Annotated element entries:
★ ★ ★ ★

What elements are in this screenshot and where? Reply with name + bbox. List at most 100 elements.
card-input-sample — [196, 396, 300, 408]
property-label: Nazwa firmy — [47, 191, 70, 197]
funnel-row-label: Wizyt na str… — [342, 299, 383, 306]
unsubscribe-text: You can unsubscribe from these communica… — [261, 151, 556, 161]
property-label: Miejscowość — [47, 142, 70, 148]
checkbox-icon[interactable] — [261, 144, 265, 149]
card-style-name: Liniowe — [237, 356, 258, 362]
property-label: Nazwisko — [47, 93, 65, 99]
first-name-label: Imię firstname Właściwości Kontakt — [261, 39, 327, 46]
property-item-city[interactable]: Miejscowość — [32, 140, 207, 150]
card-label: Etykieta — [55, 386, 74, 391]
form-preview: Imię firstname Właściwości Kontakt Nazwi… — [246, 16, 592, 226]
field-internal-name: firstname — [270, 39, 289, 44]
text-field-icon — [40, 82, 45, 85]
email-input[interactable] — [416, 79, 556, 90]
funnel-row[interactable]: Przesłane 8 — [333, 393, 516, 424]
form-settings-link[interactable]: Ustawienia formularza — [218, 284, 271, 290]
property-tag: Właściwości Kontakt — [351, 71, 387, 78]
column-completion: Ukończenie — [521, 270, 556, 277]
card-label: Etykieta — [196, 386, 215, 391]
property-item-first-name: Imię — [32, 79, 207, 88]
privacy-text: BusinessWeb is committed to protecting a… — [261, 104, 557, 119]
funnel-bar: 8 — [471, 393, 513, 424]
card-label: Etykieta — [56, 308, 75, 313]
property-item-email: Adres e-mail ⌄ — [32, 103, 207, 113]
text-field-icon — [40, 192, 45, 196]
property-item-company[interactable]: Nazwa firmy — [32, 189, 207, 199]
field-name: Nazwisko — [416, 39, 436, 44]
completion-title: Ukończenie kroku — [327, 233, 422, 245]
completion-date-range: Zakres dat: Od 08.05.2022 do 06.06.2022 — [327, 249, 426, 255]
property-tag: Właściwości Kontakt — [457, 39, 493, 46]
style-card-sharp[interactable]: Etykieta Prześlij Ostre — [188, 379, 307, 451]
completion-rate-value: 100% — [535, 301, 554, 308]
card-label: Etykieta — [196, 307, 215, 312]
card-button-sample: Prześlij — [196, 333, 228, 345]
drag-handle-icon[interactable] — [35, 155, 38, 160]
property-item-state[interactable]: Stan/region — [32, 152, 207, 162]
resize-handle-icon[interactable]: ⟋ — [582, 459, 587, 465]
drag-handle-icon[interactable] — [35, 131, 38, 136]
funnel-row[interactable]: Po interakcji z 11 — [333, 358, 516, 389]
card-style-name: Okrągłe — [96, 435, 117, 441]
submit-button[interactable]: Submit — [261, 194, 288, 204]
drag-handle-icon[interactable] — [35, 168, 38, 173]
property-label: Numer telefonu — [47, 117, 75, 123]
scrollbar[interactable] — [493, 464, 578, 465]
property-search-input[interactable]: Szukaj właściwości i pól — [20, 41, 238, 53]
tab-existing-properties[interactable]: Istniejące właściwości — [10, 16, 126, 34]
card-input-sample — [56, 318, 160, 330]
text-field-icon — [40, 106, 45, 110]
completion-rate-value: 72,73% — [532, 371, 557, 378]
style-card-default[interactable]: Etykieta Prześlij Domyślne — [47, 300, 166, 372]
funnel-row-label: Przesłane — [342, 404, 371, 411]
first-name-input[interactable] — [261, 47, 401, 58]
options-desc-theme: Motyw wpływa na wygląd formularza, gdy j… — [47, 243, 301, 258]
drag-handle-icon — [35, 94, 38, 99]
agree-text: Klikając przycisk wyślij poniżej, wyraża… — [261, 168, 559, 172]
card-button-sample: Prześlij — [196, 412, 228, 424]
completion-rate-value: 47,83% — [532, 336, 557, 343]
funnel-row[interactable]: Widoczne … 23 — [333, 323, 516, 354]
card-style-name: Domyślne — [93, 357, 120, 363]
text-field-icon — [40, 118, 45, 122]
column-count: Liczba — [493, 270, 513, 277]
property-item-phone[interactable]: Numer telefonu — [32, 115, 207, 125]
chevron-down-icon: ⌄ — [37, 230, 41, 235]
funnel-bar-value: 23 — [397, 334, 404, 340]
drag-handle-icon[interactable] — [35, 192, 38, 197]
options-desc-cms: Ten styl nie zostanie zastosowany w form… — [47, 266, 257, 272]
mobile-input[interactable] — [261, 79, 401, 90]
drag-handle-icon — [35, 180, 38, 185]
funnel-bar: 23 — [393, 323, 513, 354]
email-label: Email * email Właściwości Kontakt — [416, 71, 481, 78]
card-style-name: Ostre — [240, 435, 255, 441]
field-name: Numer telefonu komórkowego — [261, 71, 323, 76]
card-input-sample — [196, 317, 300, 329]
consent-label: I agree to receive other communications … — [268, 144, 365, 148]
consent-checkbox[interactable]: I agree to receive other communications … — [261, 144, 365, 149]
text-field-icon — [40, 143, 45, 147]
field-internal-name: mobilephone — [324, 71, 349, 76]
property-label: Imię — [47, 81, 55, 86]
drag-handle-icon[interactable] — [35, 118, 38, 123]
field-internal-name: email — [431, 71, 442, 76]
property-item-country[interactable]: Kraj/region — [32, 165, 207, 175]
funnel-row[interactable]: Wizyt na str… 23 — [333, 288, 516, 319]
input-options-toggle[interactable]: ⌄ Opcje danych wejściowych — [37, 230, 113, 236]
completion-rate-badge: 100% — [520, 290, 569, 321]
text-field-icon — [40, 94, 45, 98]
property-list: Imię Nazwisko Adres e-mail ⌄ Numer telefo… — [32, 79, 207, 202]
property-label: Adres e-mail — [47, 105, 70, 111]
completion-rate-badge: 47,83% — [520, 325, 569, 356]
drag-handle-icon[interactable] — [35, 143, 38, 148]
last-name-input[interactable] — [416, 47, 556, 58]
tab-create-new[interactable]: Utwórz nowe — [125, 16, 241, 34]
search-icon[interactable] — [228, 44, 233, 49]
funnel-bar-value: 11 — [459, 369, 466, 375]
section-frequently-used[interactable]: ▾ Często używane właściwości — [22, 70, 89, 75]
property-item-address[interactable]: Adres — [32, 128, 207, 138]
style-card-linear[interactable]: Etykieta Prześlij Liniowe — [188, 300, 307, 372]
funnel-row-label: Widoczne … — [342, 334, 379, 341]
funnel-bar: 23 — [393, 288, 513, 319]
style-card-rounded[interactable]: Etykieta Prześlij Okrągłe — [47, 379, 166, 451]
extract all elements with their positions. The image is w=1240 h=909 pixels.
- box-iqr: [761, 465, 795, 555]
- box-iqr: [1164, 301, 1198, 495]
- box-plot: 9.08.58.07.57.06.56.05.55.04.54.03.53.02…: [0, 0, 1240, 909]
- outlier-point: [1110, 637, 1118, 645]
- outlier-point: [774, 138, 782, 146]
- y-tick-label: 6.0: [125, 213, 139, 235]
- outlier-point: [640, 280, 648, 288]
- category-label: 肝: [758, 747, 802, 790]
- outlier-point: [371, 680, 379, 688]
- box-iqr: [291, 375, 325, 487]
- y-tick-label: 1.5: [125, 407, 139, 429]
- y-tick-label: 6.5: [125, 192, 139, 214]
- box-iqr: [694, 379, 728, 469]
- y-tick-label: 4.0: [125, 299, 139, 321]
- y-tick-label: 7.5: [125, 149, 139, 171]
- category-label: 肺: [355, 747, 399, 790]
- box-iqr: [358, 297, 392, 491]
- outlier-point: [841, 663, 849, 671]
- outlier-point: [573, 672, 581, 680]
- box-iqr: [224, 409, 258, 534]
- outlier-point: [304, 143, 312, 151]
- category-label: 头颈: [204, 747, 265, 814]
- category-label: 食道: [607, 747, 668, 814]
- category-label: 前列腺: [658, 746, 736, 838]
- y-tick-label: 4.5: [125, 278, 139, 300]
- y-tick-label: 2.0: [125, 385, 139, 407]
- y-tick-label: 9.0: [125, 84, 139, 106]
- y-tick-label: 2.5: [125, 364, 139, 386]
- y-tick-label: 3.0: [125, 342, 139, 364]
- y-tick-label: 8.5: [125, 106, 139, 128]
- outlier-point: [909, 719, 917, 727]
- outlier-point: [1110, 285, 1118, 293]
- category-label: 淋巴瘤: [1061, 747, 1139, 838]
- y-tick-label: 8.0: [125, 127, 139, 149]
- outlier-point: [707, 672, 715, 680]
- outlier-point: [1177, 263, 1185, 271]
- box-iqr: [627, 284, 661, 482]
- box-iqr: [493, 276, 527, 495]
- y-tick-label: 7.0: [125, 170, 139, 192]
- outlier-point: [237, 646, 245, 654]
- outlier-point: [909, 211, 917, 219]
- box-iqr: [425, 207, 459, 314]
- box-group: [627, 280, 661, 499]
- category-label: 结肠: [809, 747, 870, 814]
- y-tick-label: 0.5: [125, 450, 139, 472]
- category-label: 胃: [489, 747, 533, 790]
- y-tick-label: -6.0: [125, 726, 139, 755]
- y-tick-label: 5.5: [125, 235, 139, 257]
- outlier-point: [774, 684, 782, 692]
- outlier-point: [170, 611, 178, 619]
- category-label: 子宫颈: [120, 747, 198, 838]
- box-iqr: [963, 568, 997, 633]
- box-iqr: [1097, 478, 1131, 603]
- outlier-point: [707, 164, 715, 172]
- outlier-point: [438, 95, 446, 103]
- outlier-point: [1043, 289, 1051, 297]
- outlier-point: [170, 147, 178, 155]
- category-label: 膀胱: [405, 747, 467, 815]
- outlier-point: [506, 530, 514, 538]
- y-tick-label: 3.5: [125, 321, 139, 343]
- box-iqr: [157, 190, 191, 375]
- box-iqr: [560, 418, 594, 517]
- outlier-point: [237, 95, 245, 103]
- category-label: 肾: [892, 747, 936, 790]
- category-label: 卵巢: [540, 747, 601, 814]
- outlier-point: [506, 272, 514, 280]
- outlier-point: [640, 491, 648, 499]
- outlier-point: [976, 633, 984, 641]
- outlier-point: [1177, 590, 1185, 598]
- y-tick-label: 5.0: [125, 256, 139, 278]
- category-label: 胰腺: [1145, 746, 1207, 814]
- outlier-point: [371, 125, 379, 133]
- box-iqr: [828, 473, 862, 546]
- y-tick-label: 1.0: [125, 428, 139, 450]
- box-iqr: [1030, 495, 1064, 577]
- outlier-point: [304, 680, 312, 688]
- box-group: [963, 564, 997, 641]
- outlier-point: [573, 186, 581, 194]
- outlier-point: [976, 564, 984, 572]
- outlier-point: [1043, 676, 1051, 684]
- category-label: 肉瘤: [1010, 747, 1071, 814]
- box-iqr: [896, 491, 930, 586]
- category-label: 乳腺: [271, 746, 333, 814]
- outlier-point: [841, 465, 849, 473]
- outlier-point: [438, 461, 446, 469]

★ ★ ★ ★

Exercise directions:
Can you copy out the lines above, starting at the beginning of the material and going through the line that contains "property-label: Miejscowość —"?

Correct answer:
What elements are in this screenshot and where? Reply with name + bbox. List at most 100 elements.
card-input-sample — [196, 396, 300, 408]
property-label: Nazwa firmy — [47, 191, 70, 197]
funnel-row-label: Wizyt na str… — [342, 299, 383, 306]
unsubscribe-text: You can unsubscribe from these communica… — [261, 151, 556, 161]
property-label: Miejscowość — [47, 142, 70, 148]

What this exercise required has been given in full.